**REQUIRED TASK**
Extract all records. Keep each one exact.

•••

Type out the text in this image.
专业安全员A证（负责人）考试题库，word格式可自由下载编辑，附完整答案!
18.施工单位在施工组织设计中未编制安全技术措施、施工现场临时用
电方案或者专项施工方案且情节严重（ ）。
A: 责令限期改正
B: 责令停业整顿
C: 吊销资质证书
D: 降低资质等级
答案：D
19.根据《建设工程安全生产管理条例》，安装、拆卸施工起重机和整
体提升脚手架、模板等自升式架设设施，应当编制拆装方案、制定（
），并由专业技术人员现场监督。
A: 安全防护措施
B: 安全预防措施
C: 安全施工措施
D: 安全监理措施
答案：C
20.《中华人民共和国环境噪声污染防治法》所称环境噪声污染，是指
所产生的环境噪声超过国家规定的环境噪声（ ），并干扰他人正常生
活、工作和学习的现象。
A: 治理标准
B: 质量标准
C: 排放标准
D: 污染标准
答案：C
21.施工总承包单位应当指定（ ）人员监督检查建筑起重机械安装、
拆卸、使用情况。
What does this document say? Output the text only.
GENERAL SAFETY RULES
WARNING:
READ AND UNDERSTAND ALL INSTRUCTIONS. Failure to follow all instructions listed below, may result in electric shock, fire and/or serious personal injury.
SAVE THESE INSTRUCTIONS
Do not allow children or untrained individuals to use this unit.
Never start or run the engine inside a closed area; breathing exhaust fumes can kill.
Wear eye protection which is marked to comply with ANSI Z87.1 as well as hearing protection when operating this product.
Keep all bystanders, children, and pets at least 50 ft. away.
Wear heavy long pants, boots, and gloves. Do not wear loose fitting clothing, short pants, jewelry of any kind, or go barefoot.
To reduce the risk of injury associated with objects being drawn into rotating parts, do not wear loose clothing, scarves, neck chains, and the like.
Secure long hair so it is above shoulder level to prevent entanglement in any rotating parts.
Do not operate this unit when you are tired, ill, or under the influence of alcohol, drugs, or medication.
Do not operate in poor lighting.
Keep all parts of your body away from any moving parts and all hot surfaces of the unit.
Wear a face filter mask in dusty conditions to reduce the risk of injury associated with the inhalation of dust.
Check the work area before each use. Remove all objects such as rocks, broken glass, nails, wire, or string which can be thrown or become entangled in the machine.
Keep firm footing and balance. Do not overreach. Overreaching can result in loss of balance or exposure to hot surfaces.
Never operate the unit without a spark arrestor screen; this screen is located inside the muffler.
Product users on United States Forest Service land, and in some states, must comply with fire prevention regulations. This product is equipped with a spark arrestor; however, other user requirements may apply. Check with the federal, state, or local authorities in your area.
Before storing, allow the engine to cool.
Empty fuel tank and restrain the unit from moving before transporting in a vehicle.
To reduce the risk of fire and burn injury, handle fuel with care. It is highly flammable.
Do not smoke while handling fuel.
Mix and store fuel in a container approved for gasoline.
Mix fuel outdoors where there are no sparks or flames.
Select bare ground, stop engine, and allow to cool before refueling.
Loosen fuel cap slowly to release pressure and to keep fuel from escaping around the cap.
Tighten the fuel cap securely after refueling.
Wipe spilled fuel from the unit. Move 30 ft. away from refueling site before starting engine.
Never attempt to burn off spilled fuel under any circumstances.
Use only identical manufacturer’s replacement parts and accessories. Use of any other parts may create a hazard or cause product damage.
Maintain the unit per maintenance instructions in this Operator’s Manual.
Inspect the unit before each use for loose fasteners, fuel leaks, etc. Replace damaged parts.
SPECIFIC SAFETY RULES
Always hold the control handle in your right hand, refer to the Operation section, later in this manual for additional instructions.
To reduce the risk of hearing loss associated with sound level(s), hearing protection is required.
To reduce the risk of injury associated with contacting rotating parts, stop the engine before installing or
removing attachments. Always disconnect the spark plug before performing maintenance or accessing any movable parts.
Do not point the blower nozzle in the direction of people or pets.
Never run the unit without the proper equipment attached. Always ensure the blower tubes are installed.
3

•••

**WRITTEN RESPONSE**
Type out the text in this image.
专业安全员A证（负责人）考试题库，word格式可自由下载编辑，附完整答案!
18.施工单位在施工组织设计中未编制安全技术措施、施工现场临时用
电方案或者专项施工方案且情节严重（ ）。
A: 责令限期改正
B: 责令停业整顿
C: 吊销资质证书
D: 降低资质等级
答案：D
19.根据《建设工程安全生产管理条例》，安装、拆卸施工起重机和整
体提升脚手架、模板等自升式架设设施，应当编制拆装方案、制定（
），并由专业技术人员现场监督。
A: 安全防护措施
B: 安全预防措施
C: 安全施工措施
D: 安全监理措施
答案：C
20.《中华人民共和国环境噪声污染防治法》所称环境噪声污染，是指
所产生的环境噪声超过国家规定的环境噪声（ ），并干扰他人正常生
活、工作和学习的现象。
A: 治理标准
B: 质量标准
C: 排放标准
D: 污染标准
答案：C
21.施工总承包单位应当指定（ ）人员监督检查建筑起重机械安装、
拆卸、使用情况。
What does this document say? Output the text only.
GENERAL SAFETY RULES
WARNING:
READ AND UNDERSTAND ALL INSTRUCTIONS. Failure to follow all instructions listed below, may result in electric shock, fire and/or serious personal injury.
SAVE THESE INSTRUCTIONS
Do not allow children or untrained individuals to use this unit.
Never start or run the engine inside a closed area; breathing exhaust fumes can kill.
Wear eye protection which is marked to comply with ANSI Z87.1 as well as hearing protection when operating this product.
Keep all bystanders, children, and pets at least 50 ft. away.
Wear heavy long pants, boots, and gloves. Do not wear loose fitting clothing, short pants, jewelry of any kind, or go barefoot.
To reduce the risk of injury associated with objects being drawn into rotating parts, do not wear loose clothing, scarves, neck chains, and the like.
Secure long hair so it is above shoulder level to prevent entanglement in any rotating parts.
Do not operate this unit when you are tired, ill, or under the influence of alcohol, drugs, or medication.
Do not operate in poor lighting.
Keep all parts of your body away from any moving parts and all hot surfaces of the unit.
Wear a face filter mask in dusty conditions to reduce the risk of injury associated with the inhalation of dust.
Check the work area before each use. Remove all objects such as rocks, broken glass, nails, wire, or string which can be thrown or become entangled in the machine.
Keep firm footing and balance. Do not overreach. Overreaching can result in loss of balance or exposure to hot surfaces.
Never operate the unit without a spark arrestor screen; this screen is located inside the muffler.
Product users on United States Forest Service land, and in some states, must comply with fire prevention regulations. This product is equipped with a spark arrestor; however, other user requirements may apply. Check with the federal, state, or local authorities in your area.
Before storing, allow the engine to cool.
Empty fuel tank and restrain the unit from moving before transporting in a vehicle.
To reduce the risk of fire and burn injury, handle fuel with care. It is highly flammable.
Do not smoke while handling fuel.
Mix and store fuel in a container approved for gasoline.
Mix fuel outdoors where there are no sparks or flames.
Select bare ground, stop engine, and allow to cool before refueling.
Loosen fuel cap slowly to release pressure and to keep fuel from escaping around the cap.
Tighten the fuel cap securely after refueling.
Wipe spilled fuel from the unit. Move 30 ft. away from refueling site before starting engine.
Never attempt to burn off spilled fuel under any circumstances.
Use only identical manufacturer’s replacement parts and accessories. Use of any other parts may create a hazard or cause product damage.
Maintain the unit per maintenance instructions in this Operator’s Manual.
Inspect the unit before each use for loose fasteners, fuel leaks, etc. Replace damaged parts.
SPECIFIC SAFETY RULES
Always hold the control handle in your right hand, refer to the Operation section, later in this manual for additional instructions.
To reduce the risk of hearing loss associated with sound level(s), hearing protection is required.
To reduce the risk of injury associated with contacting rotating parts, stop the engine before installing or
removing attachments. Always disconnect the spark plug before performing maintenance or accessing any movable parts.
Do not point the blower nozzle in the direction of people or pets.
Never run the unit without the proper equipment attached. Always ensure the blower tubes are installed.
3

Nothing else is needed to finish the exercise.